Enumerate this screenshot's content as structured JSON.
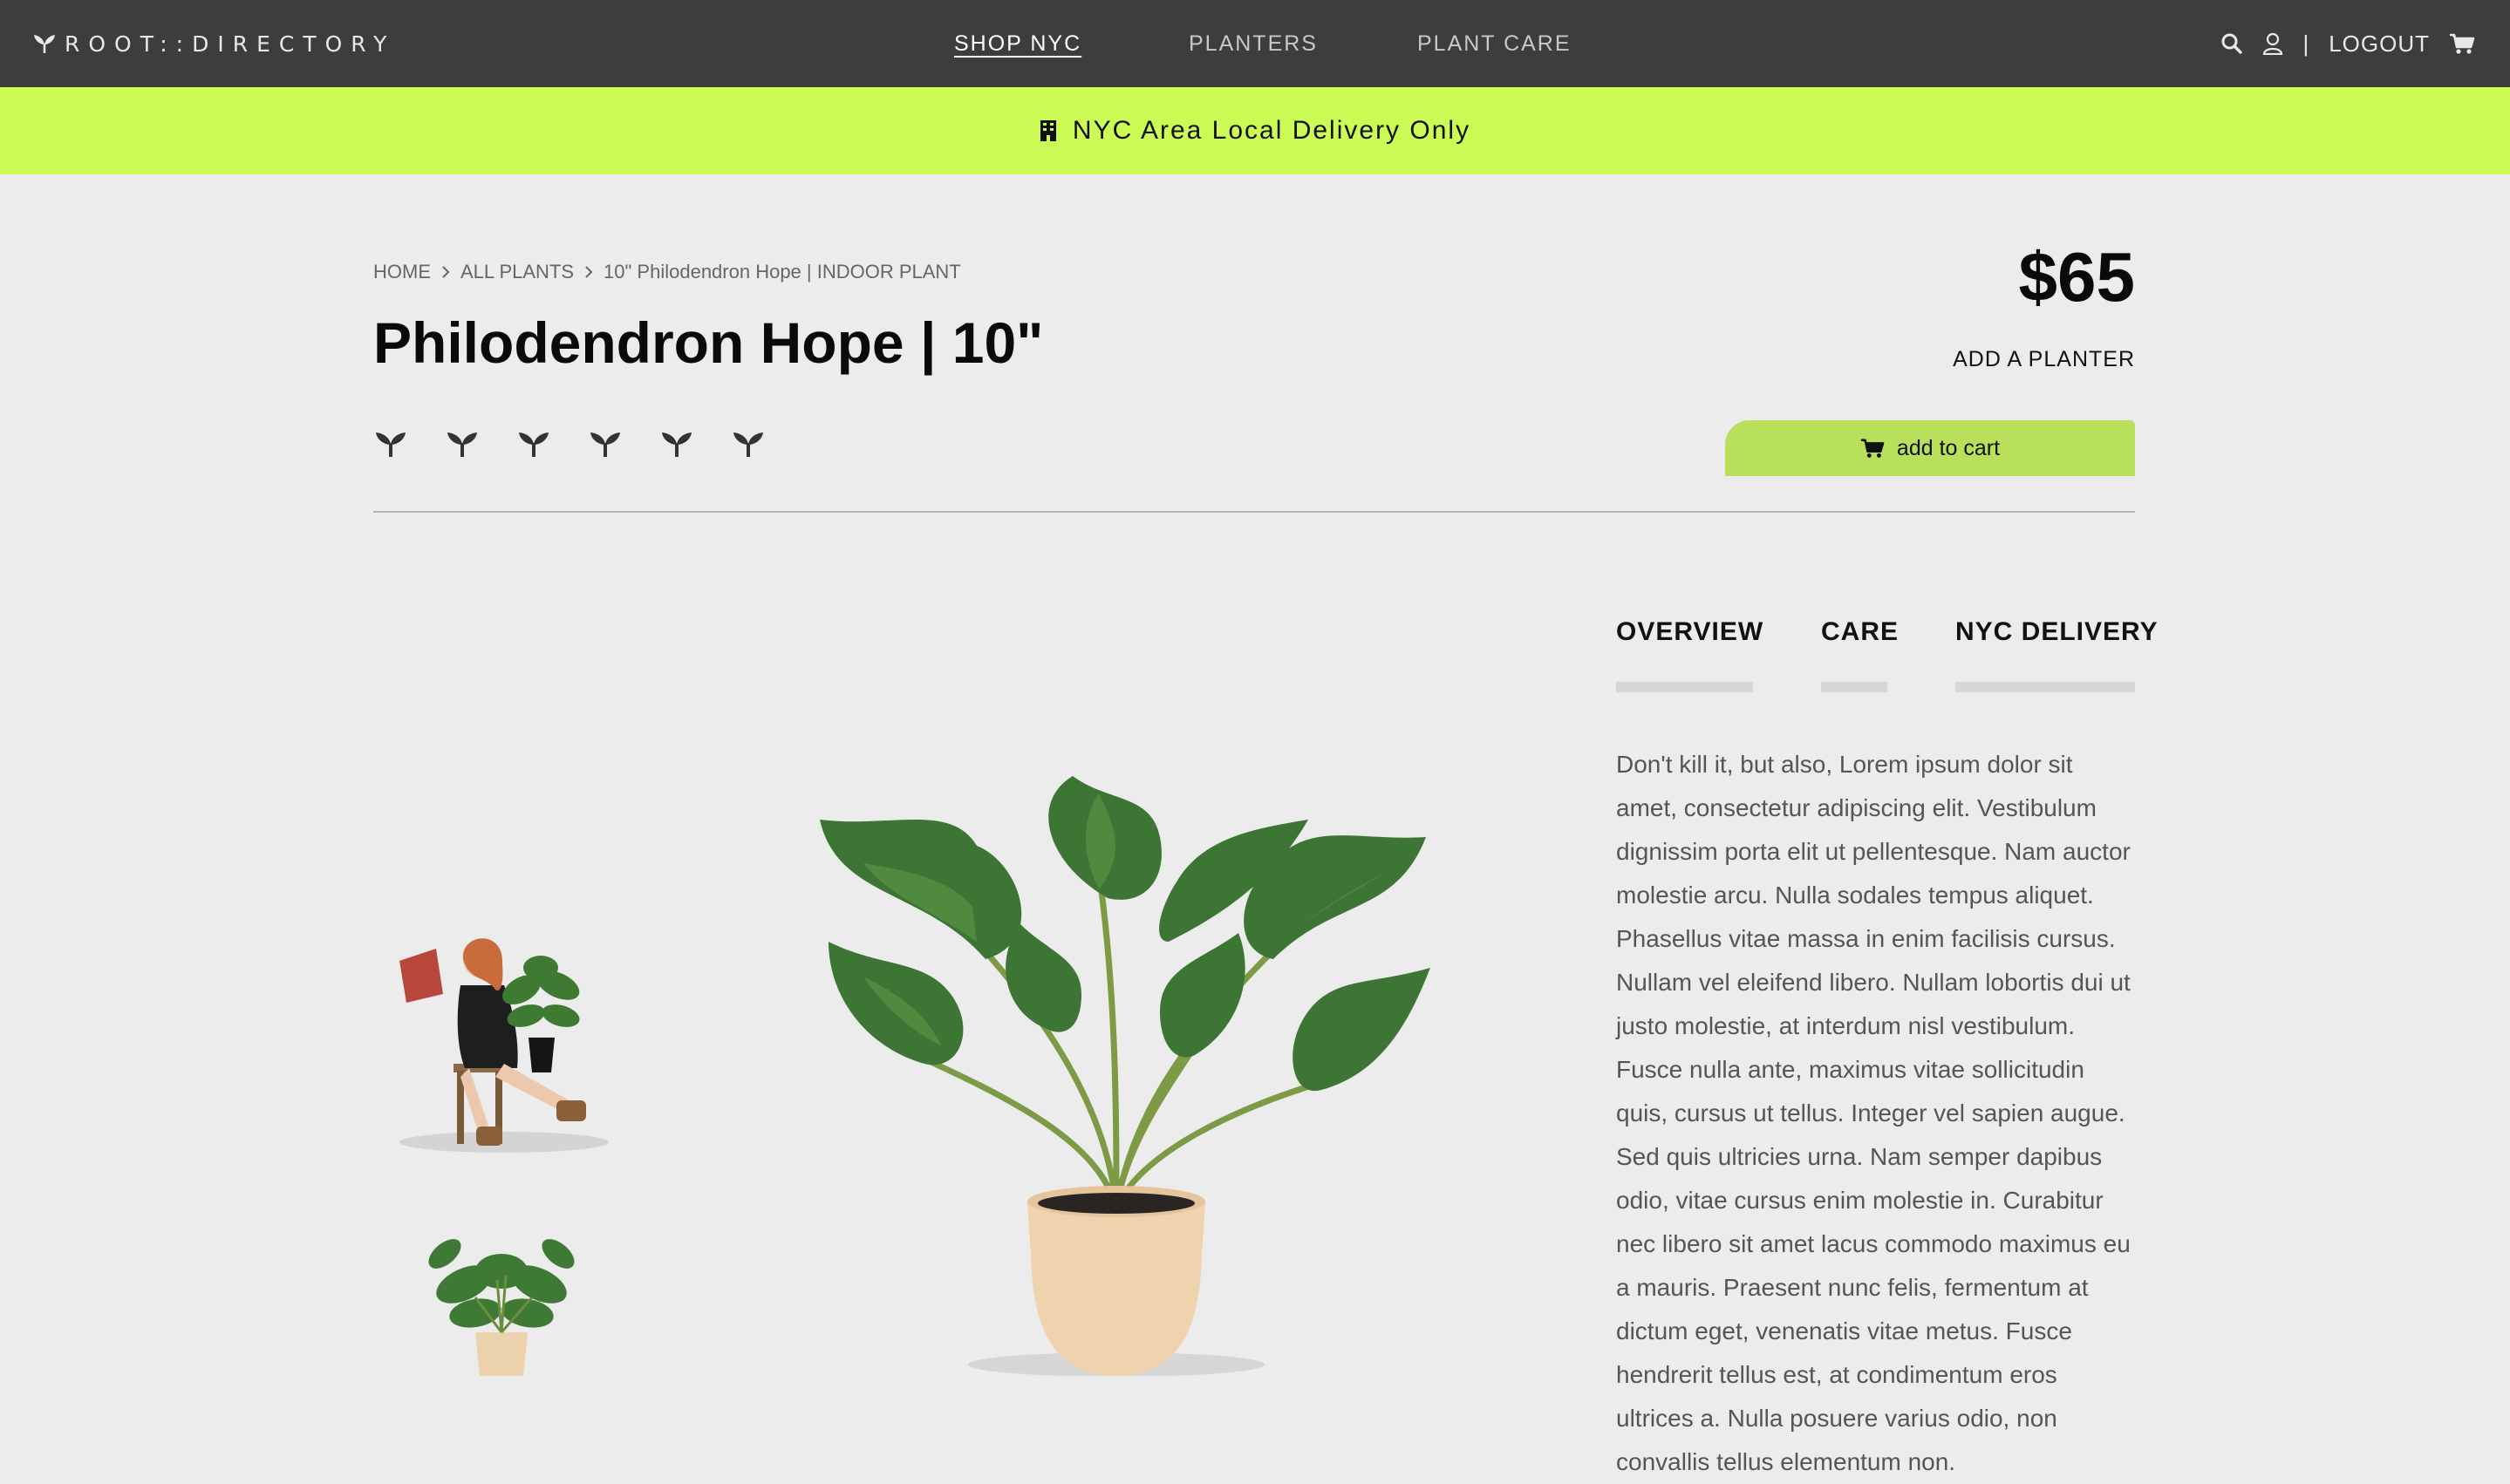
{
  "nav": {
    "brand": "ROOT::DIRECTORY",
    "links": [
      "SHOP NYC",
      "PLANTERS",
      "PLANT CARE"
    ],
    "active": "SHOP NYC",
    "logout": "LOGOUT",
    "separator": "|",
    "icons": [
      "logo-leaf-icon",
      "search-icon",
      "user-icon",
      "cart-icon"
    ]
  },
  "banner": {
    "icon": "building-icon",
    "text": "NYC Area Local Delivery Only",
    "color": "#cdfb55"
  },
  "breadcrumb": [
    "HOME",
    "ALL PLANTS",
    "10\" Philodendron Hope | INDOOR PLANT"
  ],
  "product": {
    "title": "Philodendron Hope | 10\"",
    "price": "$65",
    "add_planter": "ADD A PLANTER",
    "add_to_cart": "add to cart",
    "rating": {
      "icon": "sprout-icon",
      "count": 6
    }
  },
  "tabs": [
    "OVERVIEW",
    "CARE",
    "NYC DELIVERY"
  ],
  "description": "Don't kill it, but also, Lorem ipsum dolor sit amet, consectetur adipiscing elit. Vestibulum dignissim porta elit ut pellentesque. Nam auctor molestie arcu. Nulla sodales tempus aliquet. Phasellus vitae massa in enim facilisis cursus. Nullam vel eleifend libero. Nullam lobortis dui ut justo molestie, at interdum nisl vestibulum. Fusce nulla ante, maximus vitae sollicitudin quis, cursus ut tellus. Integer vel sapien augue. Sed quis ultricies urna. Nam semper dapibus odio, vitae cursus enim molestie in. Curabitur nec libero sit amet lacus commodo maximus eu a mauris. Praesent nunc felis, fermentum at dictum eget, venenatis vitae metus. Fusce hendrerit tellus est, at condimentum eros ultrices a. Nulla posuere varius odio, non convallis tellus elementum non.",
  "colors": {
    "topbar": "#3d3d3d",
    "accent": "#cdfb55",
    "button": "#b9e05a",
    "background": "#ececec"
  }
}
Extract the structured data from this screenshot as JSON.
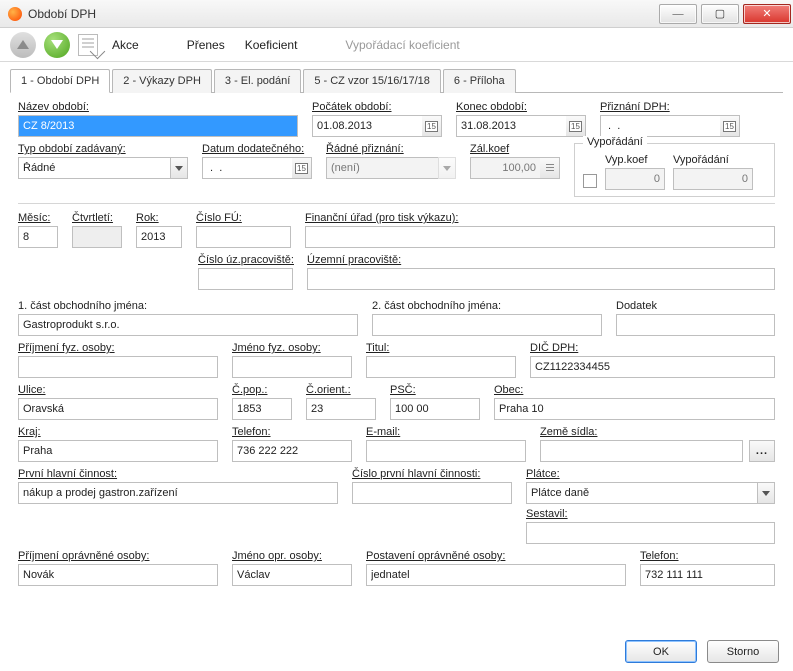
{
  "window": {
    "title": "Období DPH"
  },
  "toolbar": {
    "akce": "Akce",
    "prenes": "Přenes",
    "koeficient": "Koeficient",
    "vypor_koef": "Vypořádací koeficient"
  },
  "tabs": [
    {
      "label": "1 - Období DPH"
    },
    {
      "label": "2 - Výkazy DPH"
    },
    {
      "label": "3 - El. podání"
    },
    {
      "label": "5 - CZ vzor 15/16/17/18"
    },
    {
      "label": "6 - Příloha"
    }
  ],
  "row1_labels": {
    "nazev": "Název období:",
    "pocatek": "Počátek období:",
    "konec": "Konec období:",
    "priznani": "Přiznání DPH:"
  },
  "row1_values": {
    "nazev": "CZ 8/2013",
    "pocatek": "01.08.2013",
    "konec": "31.08.2013",
    "priznani": " .  ."
  },
  "row2_labels": {
    "typ": "Typ období zadávaný:",
    "datum_dod": "Datum dodatečného:",
    "radne_pr": "Řádné přiznání:",
    "zalkoef": "Zál.koef"
  },
  "row2_values": {
    "typ": "Řádné",
    "datum_dod": " .  .",
    "radne_pr": "(není)",
    "zalkoef": "100,00"
  },
  "vyp_group": {
    "legend": "Vypořádání",
    "vypkoef_lbl": "Vyp.koef",
    "vypkoef_val": "0",
    "vypor_lbl": "Vypořádání",
    "vypor_val": "0"
  },
  "row3_labels": {
    "mesic": "Měsíc:",
    "ctvrtleti": "Čtvrtletí:",
    "rok": "Rok:",
    "cislo_fu": "Číslo FÚ:",
    "fin_urad": "Finanční úřad (pro tisk výkazu):",
    "cislo_uz": "Číslo úz.pracoviště:",
    "uzemni": "Územní pracoviště:"
  },
  "row3_values": {
    "mesic": "8",
    "ctvrtleti": "",
    "rok": "2013",
    "cislo_fu": "",
    "fin_urad": "",
    "cislo_uz": "",
    "uzemni": ""
  },
  "row4_labels": {
    "cast1": "1. část obchodního jména:",
    "cast2": "2. část obchodního jména:",
    "dodatek": "Dodatek"
  },
  "row4_values": {
    "cast1": "Gastroprodukt s.r.o.",
    "cast2": "",
    "dodatek": ""
  },
  "row5_labels": {
    "prijmeni_fyz": "Příjmení fyz. osoby:",
    "jmeno_fyz": "Jméno fyz. osoby:",
    "titul": "Titul:",
    "dic": "DIČ DPH:"
  },
  "row5_values": {
    "prijmeni_fyz": "",
    "jmeno_fyz": "",
    "titul": "",
    "dic": "CZ1122334455"
  },
  "row6_labels": {
    "ulice": "Ulice:",
    "cpop": "Č.pop.:",
    "corient": "Č.orient.:",
    "psc": "PSČ:",
    "obec": "Obec:"
  },
  "row6_values": {
    "ulice": "Oravská",
    "cpop": "1853",
    "corient": "23",
    "psc": "100 00",
    "obec": "Praha 10"
  },
  "row7_labels": {
    "kraj": "Kraj:",
    "telefon": "Telefon:",
    "email": "E-mail:",
    "zeme": "Země sídla:"
  },
  "row7_values": {
    "kraj": "Praha",
    "telefon": "736 222 222",
    "email": "",
    "zeme": ""
  },
  "row8_labels": {
    "prvni_cinnost": "První hlavní činnost:",
    "cislo_cinnost": "Číslo první hlavní činnosti:",
    "platce": "Plátce:",
    "sestavil": "Sestavil:"
  },
  "row8_values": {
    "prvni_cinnost": "nákup a prodej gastron.zařízení",
    "cislo_cinnost": "",
    "platce": "Plátce daně",
    "sestavil": ""
  },
  "row9_labels": {
    "prijmeni_opr": "Příjmení oprávněné osoby:",
    "jmeno_opr": "Jméno opr. osoby:",
    "postaveni": "Postavení oprávněné osoby:",
    "telefon": "Telefon:"
  },
  "row9_values": {
    "prijmeni_opr": "Novák",
    "jmeno_opr": "Václav",
    "postaveni": "jednatel",
    "telefon": "732 111 111"
  },
  "ellipsis": "...",
  "footer": {
    "ok": "OK",
    "storno": "Storno"
  }
}
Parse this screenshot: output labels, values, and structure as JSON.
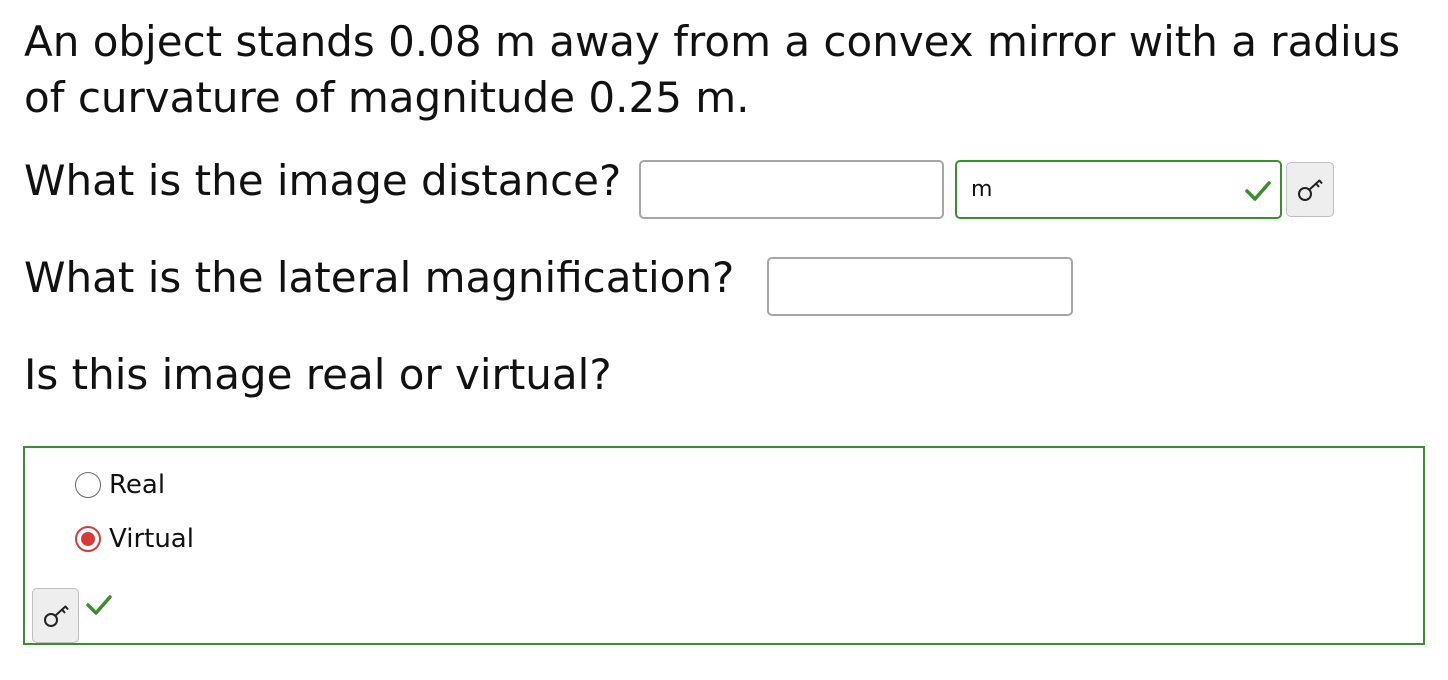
{
  "question": {
    "prompt": "An object stands 0.08 m away from a convex mirror with a radius of curvature of magnitude 0.25 m."
  },
  "parts": {
    "image_distance": {
      "label": "What is the image distance?",
      "value": "",
      "unit": "m",
      "unit_status": "correct"
    },
    "magnification": {
      "label": "What is the lateral magnification?",
      "value": ""
    },
    "real_or_virtual": {
      "label": "Is this image real or virtual?",
      "options": [
        "Real",
        "Virtual"
      ],
      "selected": "Virtual",
      "status": "correct"
    }
  },
  "icons": {
    "key": "key-icon",
    "check": "check-icon"
  },
  "colors": {
    "correct_border": "#3a8f2b",
    "selected_radio": "#d83a3a",
    "input_border": "#a6a6a6",
    "key_button_bg": "#eeeeee"
  }
}
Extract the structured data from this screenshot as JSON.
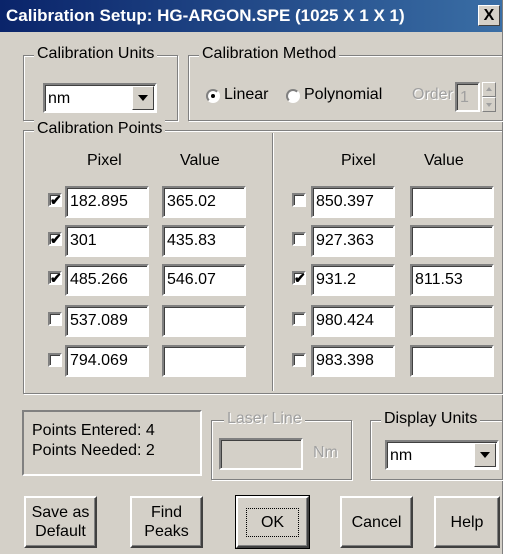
{
  "window": {
    "title": "Calibration Setup: HG-ARGON.SPE (1025 X 1 X 1)",
    "close_glyph": "X"
  },
  "calibration_units": {
    "label": "Calibration Units",
    "value": "nm"
  },
  "calibration_method": {
    "label": "Calibration Method",
    "linear_label": "Linear",
    "polynomial_label": "Polynomial",
    "selected": "Linear",
    "order_label": "Order",
    "order_value": "1"
  },
  "calibration_points": {
    "label": "Calibration Points",
    "pixel_header": "Pixel",
    "value_header": "Value",
    "left": [
      {
        "checked": true,
        "check_glyph": "✔",
        "pixel": "182.895",
        "value": "365.02"
      },
      {
        "checked": true,
        "check_glyph": "✔",
        "pixel": "301",
        "value": "435.83"
      },
      {
        "checked": true,
        "check_glyph": "✔",
        "pixel": "485.266",
        "value": "546.07"
      },
      {
        "checked": false,
        "check_glyph": "",
        "pixel": "537.089",
        "value": ""
      },
      {
        "checked": false,
        "check_glyph": "",
        "pixel": "794.069",
        "value": ""
      }
    ],
    "right": [
      {
        "checked": false,
        "check_glyph": "",
        "pixel": "850.397",
        "value": ""
      },
      {
        "checked": false,
        "check_glyph": "",
        "pixel": "927.363",
        "value": ""
      },
      {
        "checked": true,
        "check_glyph": "✔",
        "pixel": "931.2",
        "value": "811.53"
      },
      {
        "checked": false,
        "check_glyph": "",
        "pixel": "980.424",
        "value": ""
      },
      {
        "checked": false,
        "check_glyph": "",
        "pixel": "983.398",
        "value": ""
      }
    ]
  },
  "status": {
    "points_entered_label": "Points Entered:",
    "points_entered": "4",
    "points_needed_label": "Points Needed:",
    "points_needed": "2"
  },
  "laser_line": {
    "label": "Laser Line",
    "value": "",
    "unit": "Nm"
  },
  "display_units": {
    "label": "Display Units",
    "value": "nm"
  },
  "buttons": {
    "save_default_line1": "Save as",
    "save_default_line2": "Default",
    "find_peaks_line1": "Find",
    "find_peaks_line2": "Peaks",
    "ok": "OK",
    "cancel": "Cancel",
    "help": "Help"
  }
}
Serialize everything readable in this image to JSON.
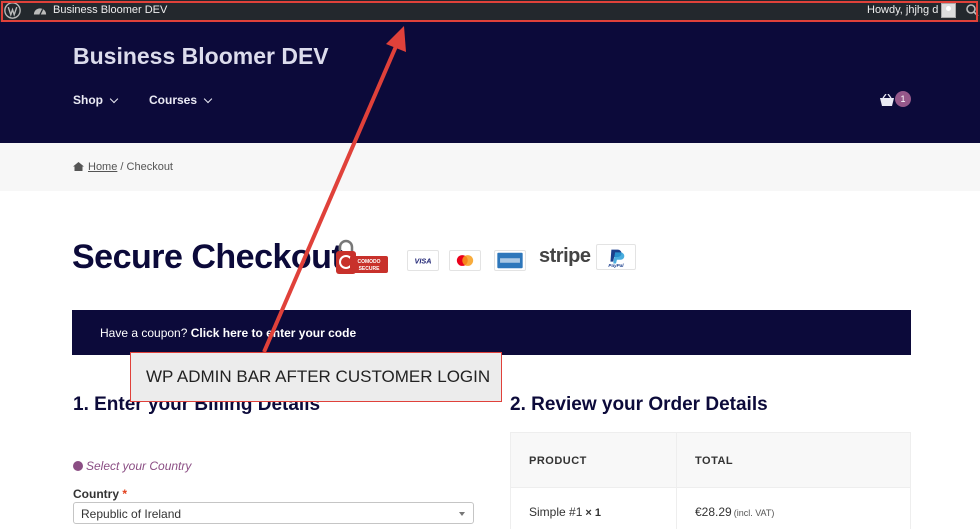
{
  "admin_bar": {
    "site_name": "Business Bloomer DEV",
    "greeting": "Howdy, jhjhg d"
  },
  "header": {
    "site_title": "Business Bloomer DEV",
    "nav": [
      {
        "label": "Shop"
      },
      {
        "label": "Courses"
      }
    ],
    "cart_count": "1"
  },
  "breadcrumb": {
    "home": "Home",
    "separator": " / ",
    "current": "Checkout"
  },
  "checkout": {
    "title": "Secure Checkout",
    "badges": {
      "comodo_line1": "COMODO",
      "comodo_line2": "SECURE",
      "visa": "VISA",
      "stripe": "stripe",
      "paypal": "PayPal"
    },
    "coupon": {
      "prompt": "Have a coupon?",
      "link": "Click here to enter your code"
    },
    "billing_heading": "1. Enter your Billing Details",
    "review_heading": "2. Review your Order Details",
    "select_country_note": "Select your Country",
    "country_label": "Country",
    "country_required_mark": "*",
    "country_value": "Republic of Ireland"
  },
  "order_table": {
    "headers": [
      "PRODUCT",
      "TOTAL"
    ],
    "rows": [
      {
        "product": "Simple #1",
        "qty": "× 1",
        "total": "€28.29",
        "tax_note": "(incl. VAT)"
      }
    ]
  },
  "annotation": {
    "callout_text": "WP ADMIN BAR AFTER CUSTOMER LOGIN",
    "color": "#e0413a"
  },
  "colors": {
    "header_bg": "#0c0a3a",
    "admin_bar_bg": "#23282d",
    "accent_purple": "#96588a"
  }
}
▬▬▬▬▬▬▬▬▬▬
- [TO BE DONE]
Return all the lines that contain the string "Vypořádání".

- [REPLY TO THE EXERCISE]
    "legend": "Vypořádání",
    "vypor_lbl": "Vypořádání",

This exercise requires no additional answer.